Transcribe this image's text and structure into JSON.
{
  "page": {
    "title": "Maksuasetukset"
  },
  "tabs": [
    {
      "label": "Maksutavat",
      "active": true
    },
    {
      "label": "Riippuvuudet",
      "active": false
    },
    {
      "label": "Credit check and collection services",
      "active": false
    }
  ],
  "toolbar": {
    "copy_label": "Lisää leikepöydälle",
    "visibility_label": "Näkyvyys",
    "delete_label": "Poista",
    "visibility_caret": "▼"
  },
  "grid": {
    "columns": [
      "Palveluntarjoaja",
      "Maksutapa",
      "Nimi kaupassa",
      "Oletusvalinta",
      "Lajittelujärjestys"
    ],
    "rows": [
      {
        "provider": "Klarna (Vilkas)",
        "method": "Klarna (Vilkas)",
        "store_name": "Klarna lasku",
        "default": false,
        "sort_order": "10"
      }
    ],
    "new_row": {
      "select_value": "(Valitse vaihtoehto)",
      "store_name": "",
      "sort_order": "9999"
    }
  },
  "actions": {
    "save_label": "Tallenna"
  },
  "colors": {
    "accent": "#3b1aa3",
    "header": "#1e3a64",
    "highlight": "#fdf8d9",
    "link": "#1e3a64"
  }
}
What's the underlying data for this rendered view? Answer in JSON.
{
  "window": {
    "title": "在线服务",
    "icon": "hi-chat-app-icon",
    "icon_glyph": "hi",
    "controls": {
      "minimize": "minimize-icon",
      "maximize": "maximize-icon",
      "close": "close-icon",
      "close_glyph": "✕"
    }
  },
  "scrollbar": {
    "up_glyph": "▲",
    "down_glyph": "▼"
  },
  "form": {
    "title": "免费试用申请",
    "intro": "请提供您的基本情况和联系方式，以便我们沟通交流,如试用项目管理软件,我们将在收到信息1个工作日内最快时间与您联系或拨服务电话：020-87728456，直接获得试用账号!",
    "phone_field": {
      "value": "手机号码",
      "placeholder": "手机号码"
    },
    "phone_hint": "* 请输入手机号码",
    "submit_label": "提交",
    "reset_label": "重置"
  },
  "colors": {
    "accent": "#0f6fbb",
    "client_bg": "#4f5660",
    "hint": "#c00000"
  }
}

□ □ □ □

WHAT NEEDS TO BE DONE
Copy the material above, line for line.

WRITTEN RESPONSE
Transcribe this image's text and structure into JSON.
{
  "page": {
    "title": "Maksuasetukset"
  },
  "tabs": [
    {
      "label": "Maksutavat",
      "active": true
    },
    {
      "label": "Riippuvuudet",
      "active": false
    },
    {
      "label": "Credit check and collection services",
      "active": false
    }
  ],
  "toolbar": {
    "copy_label": "Lisää leikepöydälle",
    "visibility_label": "Näkyvyys",
    "delete_label": "Poista",
    "visibility_caret": "▼"
  },
  "grid": {
    "columns": [
      "Palveluntarjoaja",
      "Maksutapa",
      "Nimi kaupassa",
      "Oletusvalinta",
      "Lajittelujärjestys"
    ],
    "rows": [
      {
        "provider": "Klarna (Vilkas)",
        "method": "Klarna (Vilkas)",
        "store_name": "Klarna lasku",
        "default": false,
        "sort_order": "10"
      }
    ],
    "new_row": {
      "select_value": "(Valitse vaihtoehto)",
      "store_name": "",
      "sort_order": "9999"
    }
  },
  "actions": {
    "save_label": "Tallenna"
  },
  "colors": {
    "accent": "#3b1aa3",
    "header": "#1e3a64",
    "highlight": "#fdf8d9",
    "link": "#1e3a64"
  }
}
What's the underlying data for this rendered view? Answer in JSON.
{
  "window": {
    "title": "在线服务",
    "icon": "hi-chat-app-icon",
    "icon_glyph": "hi",
    "controls": {
      "minimize": "minimize-icon",
      "maximize": "maximize-icon",
      "close": "close-icon",
      "close_glyph": "✕"
    }
  },
  "scrollbar": {
    "up_glyph": "▲",
    "down_glyph": "▼"
  },
  "form": {
    "title": "免费试用申请",
    "intro": "请提供您的基本情况和联系方式，以便我们沟通交流,如试用项目管理软件,我们将在收到信息1个工作日内最快时间与您联系或拨服务电话：020-87728456，直接获得试用账号!",
    "phone_field": {
      "value": "手机号码",
      "placeholder": "手机号码"
    },
    "phone_hint": "* 请输入手机号码",
    "submit_label": "提交",
    "reset_label": "重置"
  },
  "colors": {
    "accent": "#0f6fbb",
    "client_bg": "#4f5660",
    "hint": "#c00000"
  }
}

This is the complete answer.